begin INFORMATION SUPPLIED

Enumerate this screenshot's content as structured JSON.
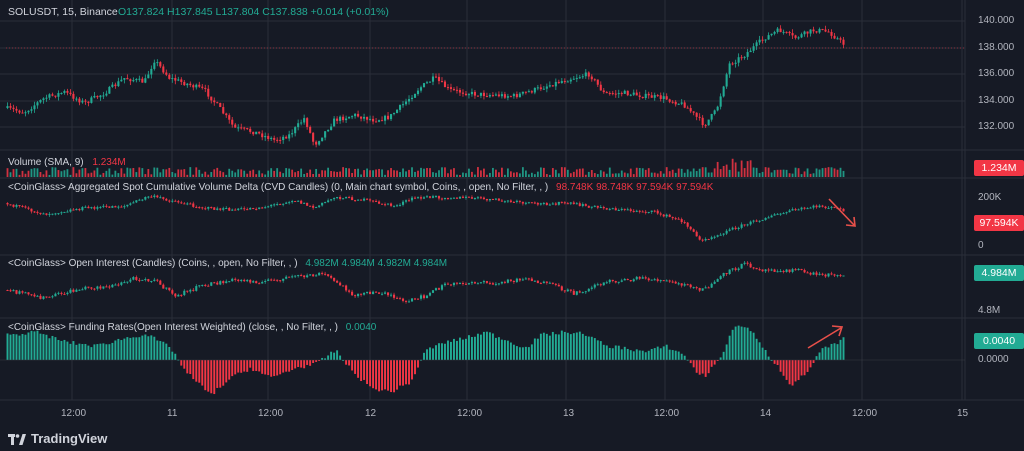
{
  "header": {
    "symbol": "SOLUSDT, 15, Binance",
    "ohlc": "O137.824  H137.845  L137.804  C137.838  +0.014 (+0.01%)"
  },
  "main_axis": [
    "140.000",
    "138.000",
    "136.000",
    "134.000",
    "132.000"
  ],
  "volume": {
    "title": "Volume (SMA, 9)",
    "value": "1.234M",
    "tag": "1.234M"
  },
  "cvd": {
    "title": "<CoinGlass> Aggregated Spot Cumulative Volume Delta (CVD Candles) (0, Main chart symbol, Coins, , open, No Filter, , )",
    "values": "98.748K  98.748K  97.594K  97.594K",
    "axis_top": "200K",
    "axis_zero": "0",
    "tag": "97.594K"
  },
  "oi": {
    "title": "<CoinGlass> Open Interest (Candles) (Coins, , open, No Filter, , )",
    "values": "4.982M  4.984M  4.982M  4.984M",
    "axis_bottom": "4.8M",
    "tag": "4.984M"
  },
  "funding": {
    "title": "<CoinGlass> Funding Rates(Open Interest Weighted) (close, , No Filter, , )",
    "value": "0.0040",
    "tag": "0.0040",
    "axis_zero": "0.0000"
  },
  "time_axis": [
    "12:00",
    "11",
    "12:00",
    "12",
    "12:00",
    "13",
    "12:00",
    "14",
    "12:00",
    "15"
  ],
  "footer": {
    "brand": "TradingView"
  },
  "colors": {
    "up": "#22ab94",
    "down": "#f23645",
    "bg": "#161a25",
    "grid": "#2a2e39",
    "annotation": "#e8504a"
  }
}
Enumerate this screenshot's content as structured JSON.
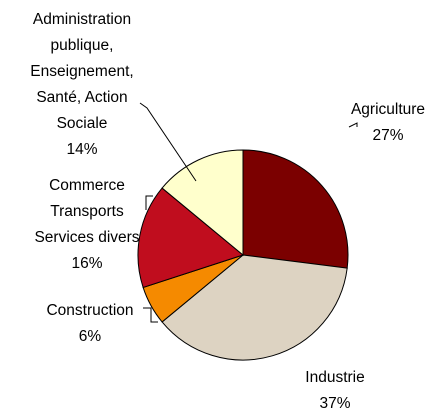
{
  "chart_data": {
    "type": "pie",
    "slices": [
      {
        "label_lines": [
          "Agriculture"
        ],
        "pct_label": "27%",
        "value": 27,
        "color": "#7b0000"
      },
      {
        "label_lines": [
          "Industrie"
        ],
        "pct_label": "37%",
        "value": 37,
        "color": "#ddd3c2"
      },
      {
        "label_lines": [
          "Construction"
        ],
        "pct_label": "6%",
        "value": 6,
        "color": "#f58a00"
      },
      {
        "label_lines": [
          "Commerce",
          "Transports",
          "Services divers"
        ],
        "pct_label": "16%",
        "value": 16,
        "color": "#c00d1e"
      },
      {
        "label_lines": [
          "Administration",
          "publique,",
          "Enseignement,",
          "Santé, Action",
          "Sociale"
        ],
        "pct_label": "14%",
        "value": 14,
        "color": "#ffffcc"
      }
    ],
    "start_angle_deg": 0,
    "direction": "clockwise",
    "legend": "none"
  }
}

end INFORMATION SUPPLIED

§ GOAL: Gather every line from the entries above where the word "Interest" appears, and copy them.

§ EXERCISE SOLUTION:
    "title": "<CoinGlass> Open Interest (Candles) (Coins, , open, No Filter, , )",
    "title": "<CoinGlass> Funding Rates(Open Interest Weighted) (close, , No Filter, , )",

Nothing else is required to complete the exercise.